Below are the records; reproduce all of them exactly but without any images.

▶ _Provided records_
◆ ◆ ◆

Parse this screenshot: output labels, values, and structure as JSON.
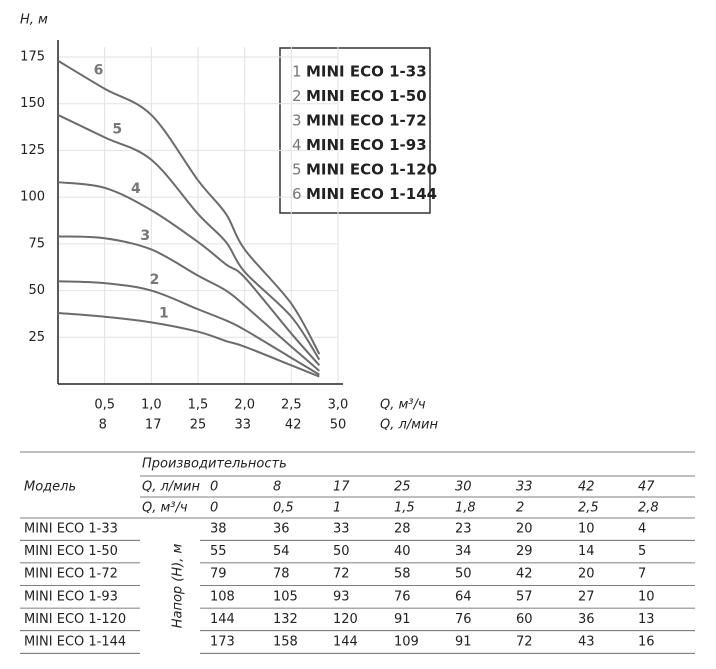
{
  "chart_data": {
    "type": "line",
    "ylabel": "H, м",
    "xlabel": "Q, м³/ч",
    "x2label": "Q, л/мин",
    "x": [
      0,
      0.5,
      1,
      1.5,
      1.8,
      2,
      2.5,
      2.8
    ],
    "xlim": [
      0,
      3.0
    ],
    "xticks": [
      {
        "value": 0.5,
        "label": "0,5"
      },
      {
        "value": 1.0,
        "label": "1,0"
      },
      {
        "value": 1.5,
        "label": "1,5"
      },
      {
        "value": 2.0,
        "label": "2,0"
      },
      {
        "value": 2.5,
        "label": "2,5"
      },
      {
        "value": 3.0,
        "label": "3,0"
      }
    ],
    "x2lim": [
      0,
      50
    ],
    "x2ticks": [
      8,
      17,
      25,
      33,
      42,
      50
    ],
    "ylim": [
      0,
      175
    ],
    "yticks": [
      25,
      50,
      75,
      100,
      125,
      150,
      175
    ],
    "grid": true,
    "series": [
      {
        "label": "1",
        "name": "MINI ECO 1-33",
        "color": "#6b6b6b",
        "values": [
          38,
          36,
          33,
          28,
          23,
          20,
          10,
          4
        ]
      },
      {
        "label": "2",
        "name": "MINI ECO 1-50",
        "color": "#6b6b6b",
        "values": [
          55,
          54,
          50,
          40,
          34,
          29,
          14,
          5
        ]
      },
      {
        "label": "3",
        "name": "MINI ECO 1-72",
        "color": "#6b6b6b",
        "values": [
          79,
          78,
          72,
          58,
          50,
          42,
          20,
          7
        ]
      },
      {
        "label": "4",
        "name": "MINI ECO 1-93",
        "color": "#6b6b6b",
        "values": [
          108,
          105,
          93,
          76,
          64,
          57,
          27,
          10
        ]
      },
      {
        "label": "5",
        "name": "MINI ECO 1-120",
        "color": "#6b6b6b",
        "values": [
          144,
          132,
          120,
          91,
          76,
          60,
          36,
          13
        ]
      },
      {
        "label": "6",
        "name": "MINI ECO 1-144",
        "color": "#6b6b6b",
        "values": [
          173,
          158,
          144,
          109,
          91,
          72,
          43,
          16
        ]
      }
    ]
  },
  "table": {
    "model_header": "Модель",
    "group_header": "Производительность",
    "head_label": "Напор (H), м",
    "flow_rows": [
      {
        "label": "Q, л/мин",
        "values": [
          "0",
          "8",
          "17",
          "25",
          "30",
          "33",
          "42",
          "47"
        ]
      },
      {
        "label": "Q, м³/ч",
        "values": [
          "0",
          "0,5",
          "1",
          "1,5",
          "1,8",
          "2",
          "2,5",
          "2,8"
        ]
      }
    ],
    "rows": [
      {
        "model": "MINI ECO 1-33",
        "values": [
          38,
          36,
          33,
          28,
          23,
          20,
          10,
          4
        ]
      },
      {
        "model": "MINI ECO 1-50",
        "values": [
          55,
          54,
          50,
          40,
          34,
          29,
          14,
          5
        ]
      },
      {
        "model": "MINI ECO 1-72",
        "values": [
          79,
          78,
          72,
          58,
          50,
          42,
          20,
          7
        ]
      },
      {
        "model": "MINI ECO 1-93",
        "values": [
          108,
          105,
          93,
          76,
          64,
          57,
          27,
          10
        ]
      },
      {
        "model": "MINI ECO 1-120",
        "values": [
          144,
          132,
          120,
          91,
          76,
          60,
          36,
          13
        ]
      },
      {
        "model": "MINI ECO 1-144",
        "values": [
          173,
          158,
          144,
          109,
          91,
          72,
          43,
          16
        ]
      }
    ]
  }
}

◆ ◆ ◆

▶ _Result of this task_
Parse this screenshot: output labels, values, and structure as JSON.
{
  "chart_data": {
    "type": "line",
    "ylabel": "H, м",
    "xlabel": "Q, м³/ч",
    "x2label": "Q, л/мин",
    "x": [
      0,
      0.5,
      1,
      1.5,
      1.8,
      2,
      2.5,
      2.8
    ],
    "xlim": [
      0,
      3.0
    ],
    "xticks": [
      {
        "value": 0.5,
        "label": "0,5"
      },
      {
        "value": 1.0,
        "label": "1,0"
      },
      {
        "value": 1.5,
        "label": "1,5"
      },
      {
        "value": 2.0,
        "label": "2,0"
      },
      {
        "value": 2.5,
        "label": "2,5"
      },
      {
        "value": 3.0,
        "label": "3,0"
      }
    ],
    "x2lim": [
      0,
      50
    ],
    "x2ticks": [
      8,
      17,
      25,
      33,
      42,
      50
    ],
    "ylim": [
      0,
      175
    ],
    "yticks": [
      25,
      50,
      75,
      100,
      125,
      150,
      175
    ],
    "grid": true,
    "series": [
      {
        "label": "1",
        "name": "MINI ECO 1-33",
        "color": "#6b6b6b",
        "values": [
          38,
          36,
          33,
          28,
          23,
          20,
          10,
          4
        ]
      },
      {
        "label": "2",
        "name": "MINI ECO 1-50",
        "color": "#6b6b6b",
        "values": [
          55,
          54,
          50,
          40,
          34,
          29,
          14,
          5
        ]
      },
      {
        "label": "3",
        "name": "MINI ECO 1-72",
        "color": "#6b6b6b",
        "values": [
          79,
          78,
          72,
          58,
          50,
          42,
          20,
          7
        ]
      },
      {
        "label": "4",
        "name": "MINI ECO 1-93",
        "color": "#6b6b6b",
        "values": [
          108,
          105,
          93,
          76,
          64,
          57,
          27,
          10
        ]
      },
      {
        "label": "5",
        "name": "MINI ECO 1-120",
        "color": "#6b6b6b",
        "values": [
          144,
          132,
          120,
          91,
          76,
          60,
          36,
          13
        ]
      },
      {
        "label": "6",
        "name": "MINI ECO 1-144",
        "color": "#6b6b6b",
        "values": [
          173,
          158,
          144,
          109,
          91,
          72,
          43,
          16
        ]
      }
    ]
  },
  "table": {
    "model_header": "Модель",
    "group_header": "Производительность",
    "head_label": "Напор (H), м",
    "flow_rows": [
      {
        "label": "Q, л/мин",
        "values": [
          "0",
          "8",
          "17",
          "25",
          "30",
          "33",
          "42",
          "47"
        ]
      },
      {
        "label": "Q, м³/ч",
        "values": [
          "0",
          "0,5",
          "1",
          "1,5",
          "1,8",
          "2",
          "2,5",
          "2,8"
        ]
      }
    ],
    "rows": [
      {
        "model": "MINI ECO 1-33",
        "values": [
          38,
          36,
          33,
          28,
          23,
          20,
          10,
          4
        ]
      },
      {
        "model": "MINI ECO 1-50",
        "values": [
          55,
          54,
          50,
          40,
          34,
          29,
          14,
          5
        ]
      },
      {
        "model": "MINI ECO 1-72",
        "values": [
          79,
          78,
          72,
          58,
          50,
          42,
          20,
          7
        ]
      },
      {
        "model": "MINI ECO 1-93",
        "values": [
          108,
          105,
          93,
          76,
          64,
          57,
          27,
          10
        ]
      },
      {
        "model": "MINI ECO 1-120",
        "values": [
          144,
          132,
          120,
          91,
          76,
          60,
          36,
          13
        ]
      },
      {
        "model": "MINI ECO 1-144",
        "values": [
          173,
          158,
          144,
          109,
          91,
          72,
          43,
          16
        ]
      }
    ]
  }
}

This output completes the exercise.